Job -> The records should be written out in full, with nothing altered.

Recorded data ->

* Start *

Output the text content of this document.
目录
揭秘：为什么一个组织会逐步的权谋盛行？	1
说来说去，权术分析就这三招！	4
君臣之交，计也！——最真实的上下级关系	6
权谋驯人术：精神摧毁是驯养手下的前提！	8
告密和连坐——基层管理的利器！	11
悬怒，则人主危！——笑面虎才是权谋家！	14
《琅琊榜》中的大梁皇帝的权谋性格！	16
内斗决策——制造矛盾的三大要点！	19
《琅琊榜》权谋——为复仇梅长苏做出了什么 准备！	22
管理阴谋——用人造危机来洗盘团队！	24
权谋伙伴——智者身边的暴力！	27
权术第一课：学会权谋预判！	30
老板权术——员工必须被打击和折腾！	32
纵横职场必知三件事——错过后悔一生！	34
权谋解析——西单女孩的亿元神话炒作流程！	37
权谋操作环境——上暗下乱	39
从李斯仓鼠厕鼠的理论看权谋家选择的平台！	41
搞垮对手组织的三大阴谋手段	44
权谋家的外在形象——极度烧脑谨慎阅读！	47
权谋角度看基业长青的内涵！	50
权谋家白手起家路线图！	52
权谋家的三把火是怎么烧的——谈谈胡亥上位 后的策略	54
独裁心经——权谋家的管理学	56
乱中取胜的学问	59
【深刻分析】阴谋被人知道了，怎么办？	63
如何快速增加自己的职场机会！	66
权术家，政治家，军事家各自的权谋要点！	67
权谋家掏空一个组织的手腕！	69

* End *

Task output ->
Output the text content of this document.
目录
揭秘：为什么一个组织会逐步的权谋盛行？	1
说来说去，权术分析就这三招！	4
君臣之交，计也！——最真实的上下级关系	6
权谋驯人术：精神摧毁是驯养手下的前提！	8
告密和连坐——基层管理的利器！	11
悬怒，则人主危！——笑面虎才是权谋家！	14
《琅琊榜》中的大梁皇帝的权谋性格！	16
内斗决策——制造矛盾的三大要点！	19
《琅琊榜》权谋——为复仇梅长苏做出了什么 准备！	22
管理阴谋——用人造危机来洗盘团队！	24
权谋伙伴——智者身边的暴力！	27
权术第一课：学会权谋预判！	30
老板权术——员工必须被打击和折腾！	32
纵横职场必知三件事——错过后悔一生！	34
权谋解析——西单女孩的亿元神话炒作流程！	37
权谋操作环境——上暗下乱	39
从李斯仓鼠厕鼠的理论看权谋家选择的平台！	41
搞垮对手组织的三大阴谋手段	44
权谋家的外在形象——极度烧脑谨慎阅读！	47
权谋角度看基业长青的内涵！	50
权谋家白手起家路线图！	52
权谋家的三把火是怎么烧的——谈谈胡亥上位 后的策略	54
独裁心经——权谋家的管理学	56
乱中取胜的学问	59
【深刻分析】阴谋被人知道了，怎么办？	63
如何快速增加自己的职场机会！	66
权术家，政治家，军事家各自的权谋要点！	67
权谋家掏空一个组织的手腕！	69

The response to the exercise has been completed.